• MATERIAL:
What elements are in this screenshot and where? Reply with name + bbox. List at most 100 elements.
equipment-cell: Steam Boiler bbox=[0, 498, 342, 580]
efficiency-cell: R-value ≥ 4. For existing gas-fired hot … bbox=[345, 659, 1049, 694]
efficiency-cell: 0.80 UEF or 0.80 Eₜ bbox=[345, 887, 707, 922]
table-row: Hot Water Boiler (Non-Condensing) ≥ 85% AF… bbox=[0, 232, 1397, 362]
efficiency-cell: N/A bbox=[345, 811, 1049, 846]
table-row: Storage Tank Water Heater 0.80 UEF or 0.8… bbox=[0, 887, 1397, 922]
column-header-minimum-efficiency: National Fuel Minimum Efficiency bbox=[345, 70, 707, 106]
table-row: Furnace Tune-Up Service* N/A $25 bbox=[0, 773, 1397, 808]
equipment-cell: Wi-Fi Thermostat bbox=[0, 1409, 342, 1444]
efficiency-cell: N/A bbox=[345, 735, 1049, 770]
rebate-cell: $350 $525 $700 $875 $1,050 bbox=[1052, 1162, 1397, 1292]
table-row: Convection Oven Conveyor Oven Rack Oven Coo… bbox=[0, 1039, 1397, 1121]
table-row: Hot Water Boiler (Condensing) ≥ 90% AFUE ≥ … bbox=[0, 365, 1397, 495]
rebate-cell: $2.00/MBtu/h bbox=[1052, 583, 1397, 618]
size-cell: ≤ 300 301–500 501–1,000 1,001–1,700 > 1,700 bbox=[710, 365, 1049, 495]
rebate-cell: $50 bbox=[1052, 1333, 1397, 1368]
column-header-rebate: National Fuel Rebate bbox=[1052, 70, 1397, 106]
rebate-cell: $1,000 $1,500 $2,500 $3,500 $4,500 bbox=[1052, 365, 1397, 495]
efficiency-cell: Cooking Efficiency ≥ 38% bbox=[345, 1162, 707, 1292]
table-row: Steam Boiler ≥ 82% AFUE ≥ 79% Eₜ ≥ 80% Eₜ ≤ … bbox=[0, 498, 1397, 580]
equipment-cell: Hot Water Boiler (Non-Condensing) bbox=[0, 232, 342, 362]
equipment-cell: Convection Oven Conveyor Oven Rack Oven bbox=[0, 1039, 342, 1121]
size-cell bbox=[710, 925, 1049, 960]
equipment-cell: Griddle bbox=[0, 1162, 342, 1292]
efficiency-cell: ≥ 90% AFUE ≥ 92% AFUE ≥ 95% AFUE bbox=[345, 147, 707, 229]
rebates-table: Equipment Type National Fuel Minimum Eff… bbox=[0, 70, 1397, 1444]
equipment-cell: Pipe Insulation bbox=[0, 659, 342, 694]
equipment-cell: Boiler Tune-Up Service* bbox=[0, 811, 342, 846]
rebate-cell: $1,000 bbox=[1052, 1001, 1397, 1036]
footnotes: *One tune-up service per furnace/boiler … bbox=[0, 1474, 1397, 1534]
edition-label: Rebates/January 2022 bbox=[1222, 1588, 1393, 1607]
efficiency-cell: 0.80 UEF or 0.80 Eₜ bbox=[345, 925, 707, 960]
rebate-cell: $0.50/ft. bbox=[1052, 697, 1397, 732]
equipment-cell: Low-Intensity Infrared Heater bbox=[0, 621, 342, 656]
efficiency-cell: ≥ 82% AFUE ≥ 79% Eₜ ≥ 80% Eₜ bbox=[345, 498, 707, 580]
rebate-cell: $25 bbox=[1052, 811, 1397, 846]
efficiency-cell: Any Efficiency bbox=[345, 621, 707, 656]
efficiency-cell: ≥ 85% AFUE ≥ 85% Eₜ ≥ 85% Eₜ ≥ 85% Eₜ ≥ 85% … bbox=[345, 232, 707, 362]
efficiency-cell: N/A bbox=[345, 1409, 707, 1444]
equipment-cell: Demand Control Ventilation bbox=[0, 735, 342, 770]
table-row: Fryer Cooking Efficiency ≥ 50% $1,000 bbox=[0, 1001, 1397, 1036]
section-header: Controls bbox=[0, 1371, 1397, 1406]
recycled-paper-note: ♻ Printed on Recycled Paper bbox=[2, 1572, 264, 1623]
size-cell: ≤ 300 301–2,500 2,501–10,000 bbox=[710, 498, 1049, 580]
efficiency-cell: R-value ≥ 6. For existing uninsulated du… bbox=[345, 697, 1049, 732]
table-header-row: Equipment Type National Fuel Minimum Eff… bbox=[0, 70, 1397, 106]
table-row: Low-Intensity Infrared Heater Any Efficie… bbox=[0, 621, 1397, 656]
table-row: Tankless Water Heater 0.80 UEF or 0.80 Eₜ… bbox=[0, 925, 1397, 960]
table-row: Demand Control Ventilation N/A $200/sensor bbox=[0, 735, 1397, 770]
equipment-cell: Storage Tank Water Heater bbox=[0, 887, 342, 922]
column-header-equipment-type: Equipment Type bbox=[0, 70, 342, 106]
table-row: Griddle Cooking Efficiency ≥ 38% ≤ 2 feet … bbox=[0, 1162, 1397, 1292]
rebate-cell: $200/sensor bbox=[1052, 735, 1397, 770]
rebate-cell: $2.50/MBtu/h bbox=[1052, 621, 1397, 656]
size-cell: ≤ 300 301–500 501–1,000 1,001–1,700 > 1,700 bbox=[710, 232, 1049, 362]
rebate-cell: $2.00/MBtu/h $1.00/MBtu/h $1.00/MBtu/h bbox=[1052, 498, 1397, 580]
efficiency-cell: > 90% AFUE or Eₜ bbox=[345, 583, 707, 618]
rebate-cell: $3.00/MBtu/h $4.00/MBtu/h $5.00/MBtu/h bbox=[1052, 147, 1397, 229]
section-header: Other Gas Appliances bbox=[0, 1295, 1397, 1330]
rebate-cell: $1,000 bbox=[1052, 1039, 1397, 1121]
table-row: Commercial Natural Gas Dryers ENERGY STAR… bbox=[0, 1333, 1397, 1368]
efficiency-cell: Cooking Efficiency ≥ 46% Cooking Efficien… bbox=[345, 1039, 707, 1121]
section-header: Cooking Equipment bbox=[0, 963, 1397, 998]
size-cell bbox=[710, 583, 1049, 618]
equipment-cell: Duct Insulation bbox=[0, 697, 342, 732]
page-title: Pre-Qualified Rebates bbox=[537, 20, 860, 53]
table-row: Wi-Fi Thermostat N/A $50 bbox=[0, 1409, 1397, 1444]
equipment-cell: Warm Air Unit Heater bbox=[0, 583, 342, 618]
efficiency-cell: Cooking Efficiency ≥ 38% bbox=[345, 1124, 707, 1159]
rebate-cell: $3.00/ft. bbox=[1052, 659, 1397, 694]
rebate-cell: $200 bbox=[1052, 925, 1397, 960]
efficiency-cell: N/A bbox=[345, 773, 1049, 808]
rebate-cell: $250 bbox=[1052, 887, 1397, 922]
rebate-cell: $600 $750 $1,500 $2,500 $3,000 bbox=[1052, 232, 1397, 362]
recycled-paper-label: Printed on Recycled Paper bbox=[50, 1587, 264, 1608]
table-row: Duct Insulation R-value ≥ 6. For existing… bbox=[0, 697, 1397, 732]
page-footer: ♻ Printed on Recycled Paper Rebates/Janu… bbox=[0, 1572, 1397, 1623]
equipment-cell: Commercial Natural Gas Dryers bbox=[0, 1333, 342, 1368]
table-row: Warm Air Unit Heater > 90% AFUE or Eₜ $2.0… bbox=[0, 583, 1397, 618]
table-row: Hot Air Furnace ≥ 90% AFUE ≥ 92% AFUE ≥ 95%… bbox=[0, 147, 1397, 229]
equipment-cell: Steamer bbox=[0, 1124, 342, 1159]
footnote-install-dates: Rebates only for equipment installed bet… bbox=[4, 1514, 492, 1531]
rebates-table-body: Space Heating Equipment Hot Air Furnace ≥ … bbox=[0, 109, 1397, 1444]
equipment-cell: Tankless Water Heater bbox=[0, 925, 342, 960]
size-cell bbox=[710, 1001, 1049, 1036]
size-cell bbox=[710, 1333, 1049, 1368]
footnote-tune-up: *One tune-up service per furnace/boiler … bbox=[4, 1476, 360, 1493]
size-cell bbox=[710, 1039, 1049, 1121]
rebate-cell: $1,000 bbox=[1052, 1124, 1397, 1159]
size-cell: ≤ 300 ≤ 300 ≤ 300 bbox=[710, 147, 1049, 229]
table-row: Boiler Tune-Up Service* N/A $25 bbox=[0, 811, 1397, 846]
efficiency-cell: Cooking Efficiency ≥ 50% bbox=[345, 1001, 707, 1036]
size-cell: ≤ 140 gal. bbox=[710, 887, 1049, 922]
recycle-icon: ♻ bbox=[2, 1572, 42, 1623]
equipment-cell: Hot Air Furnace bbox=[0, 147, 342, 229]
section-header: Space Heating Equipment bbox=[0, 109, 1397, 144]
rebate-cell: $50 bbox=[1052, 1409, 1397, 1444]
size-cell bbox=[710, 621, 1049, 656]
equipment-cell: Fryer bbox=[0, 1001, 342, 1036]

• TAREA A REALIZAR:
Copia sin ningún cambio el fragmento del material que empieza en su primera línea y termina en la línea que contiene "efficiency-cell: N/A bbox=[345, 811, 1049, 846]", con ambos extremos incluidos.

• RESPUESTA DEL EJERCICIO:
What elements are in this screenshot and where? Reply with name + bbox. List at most 100 elements.
equipment-cell: Steam Boiler bbox=[0, 498, 342, 580]
efficiency-cell: R-value ≥ 4. For existing gas-fired hot … bbox=[345, 659, 1049, 694]
efficiency-cell: 0.80 UEF or 0.80 Eₜ bbox=[345, 887, 707, 922]
table-row: Hot Water Boiler (Non-Condensing) ≥ 85% AF… bbox=[0, 232, 1397, 362]
efficiency-cell: N/A bbox=[345, 811, 1049, 846]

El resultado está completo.